→ **LISTED ENTRIES**
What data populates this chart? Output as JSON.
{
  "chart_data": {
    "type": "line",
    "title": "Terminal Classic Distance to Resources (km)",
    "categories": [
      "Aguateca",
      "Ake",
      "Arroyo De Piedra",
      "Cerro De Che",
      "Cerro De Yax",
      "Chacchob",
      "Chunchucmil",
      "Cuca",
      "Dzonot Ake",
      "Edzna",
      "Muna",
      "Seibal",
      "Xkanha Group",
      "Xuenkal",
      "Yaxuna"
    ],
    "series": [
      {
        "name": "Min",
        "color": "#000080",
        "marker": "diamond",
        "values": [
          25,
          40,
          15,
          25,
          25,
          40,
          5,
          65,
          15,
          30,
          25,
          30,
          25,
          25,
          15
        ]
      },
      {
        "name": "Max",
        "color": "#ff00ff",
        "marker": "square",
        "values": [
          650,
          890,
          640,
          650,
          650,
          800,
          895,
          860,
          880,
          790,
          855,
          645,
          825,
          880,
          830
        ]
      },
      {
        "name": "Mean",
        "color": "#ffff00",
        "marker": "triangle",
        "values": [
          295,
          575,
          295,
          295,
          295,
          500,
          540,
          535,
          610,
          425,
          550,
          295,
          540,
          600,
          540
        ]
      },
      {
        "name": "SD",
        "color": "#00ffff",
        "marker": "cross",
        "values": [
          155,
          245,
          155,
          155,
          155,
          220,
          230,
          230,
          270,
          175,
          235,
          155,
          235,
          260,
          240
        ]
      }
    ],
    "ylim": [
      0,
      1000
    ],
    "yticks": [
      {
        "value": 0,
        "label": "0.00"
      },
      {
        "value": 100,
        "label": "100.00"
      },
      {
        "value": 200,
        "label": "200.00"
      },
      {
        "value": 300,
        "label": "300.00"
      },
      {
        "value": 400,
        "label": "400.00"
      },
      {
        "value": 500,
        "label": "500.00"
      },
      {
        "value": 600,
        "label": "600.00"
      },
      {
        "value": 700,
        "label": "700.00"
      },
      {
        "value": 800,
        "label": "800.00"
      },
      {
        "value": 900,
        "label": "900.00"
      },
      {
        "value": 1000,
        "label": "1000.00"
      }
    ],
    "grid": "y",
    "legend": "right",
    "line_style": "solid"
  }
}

→ **SHORT EXERCISE**
Check each line of the entries above, and show every one holding the word "color".

→ **ANSWER IN FULL**
        "color": "#000080",
        "color": "#ff00ff",
        "color": "#ffff00",
        "color": "#00ffff",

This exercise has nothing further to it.